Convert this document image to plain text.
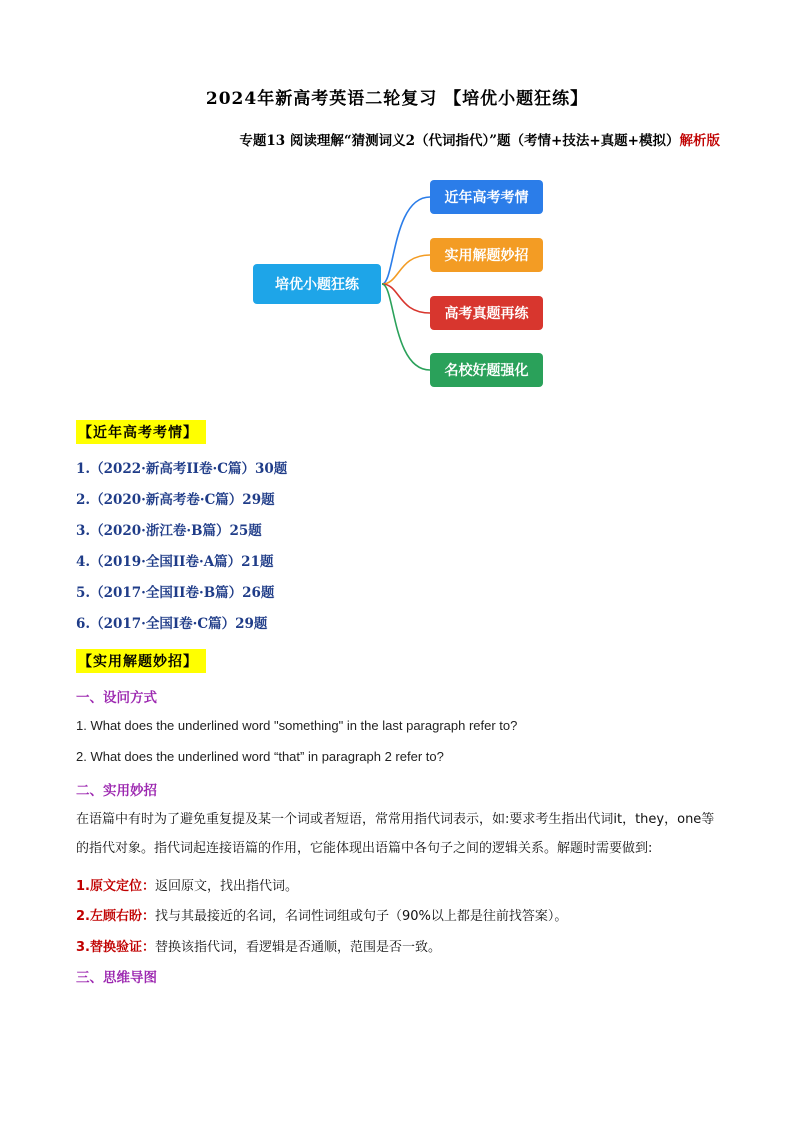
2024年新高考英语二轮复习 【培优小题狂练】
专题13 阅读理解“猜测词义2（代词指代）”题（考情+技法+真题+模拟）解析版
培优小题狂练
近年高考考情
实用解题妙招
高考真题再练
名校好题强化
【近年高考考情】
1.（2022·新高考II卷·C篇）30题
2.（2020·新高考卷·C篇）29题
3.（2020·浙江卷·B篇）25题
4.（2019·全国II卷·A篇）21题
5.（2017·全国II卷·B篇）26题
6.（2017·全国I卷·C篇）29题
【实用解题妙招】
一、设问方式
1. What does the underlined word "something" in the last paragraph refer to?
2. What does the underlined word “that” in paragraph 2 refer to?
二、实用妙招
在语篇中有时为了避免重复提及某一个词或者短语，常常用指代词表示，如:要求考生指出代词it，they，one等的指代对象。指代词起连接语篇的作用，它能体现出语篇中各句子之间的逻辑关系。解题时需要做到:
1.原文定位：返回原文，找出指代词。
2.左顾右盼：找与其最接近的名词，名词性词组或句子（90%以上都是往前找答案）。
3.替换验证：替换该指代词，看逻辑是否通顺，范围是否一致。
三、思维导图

──────

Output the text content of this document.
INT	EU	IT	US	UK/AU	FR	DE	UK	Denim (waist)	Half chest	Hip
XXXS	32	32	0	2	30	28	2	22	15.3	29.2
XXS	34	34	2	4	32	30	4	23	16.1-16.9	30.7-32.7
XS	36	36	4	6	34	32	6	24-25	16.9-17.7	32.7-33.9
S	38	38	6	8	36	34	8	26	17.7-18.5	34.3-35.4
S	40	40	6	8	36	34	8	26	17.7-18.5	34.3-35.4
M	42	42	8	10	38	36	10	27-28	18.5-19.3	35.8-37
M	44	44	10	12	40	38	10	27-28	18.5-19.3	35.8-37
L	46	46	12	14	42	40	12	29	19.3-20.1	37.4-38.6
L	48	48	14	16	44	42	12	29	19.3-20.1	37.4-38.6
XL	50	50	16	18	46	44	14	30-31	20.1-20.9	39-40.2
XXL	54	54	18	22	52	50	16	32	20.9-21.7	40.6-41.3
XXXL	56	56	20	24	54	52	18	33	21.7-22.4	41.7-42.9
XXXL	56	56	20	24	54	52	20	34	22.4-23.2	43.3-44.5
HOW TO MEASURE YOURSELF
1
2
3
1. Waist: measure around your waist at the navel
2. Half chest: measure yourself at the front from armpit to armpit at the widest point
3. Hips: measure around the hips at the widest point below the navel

──────

*GIVEN INSTRUCTION*
Copy out every line with the word "text".

*RESULT OF THE TASK*
Convert this document image to plain text.
Output the text content of this document.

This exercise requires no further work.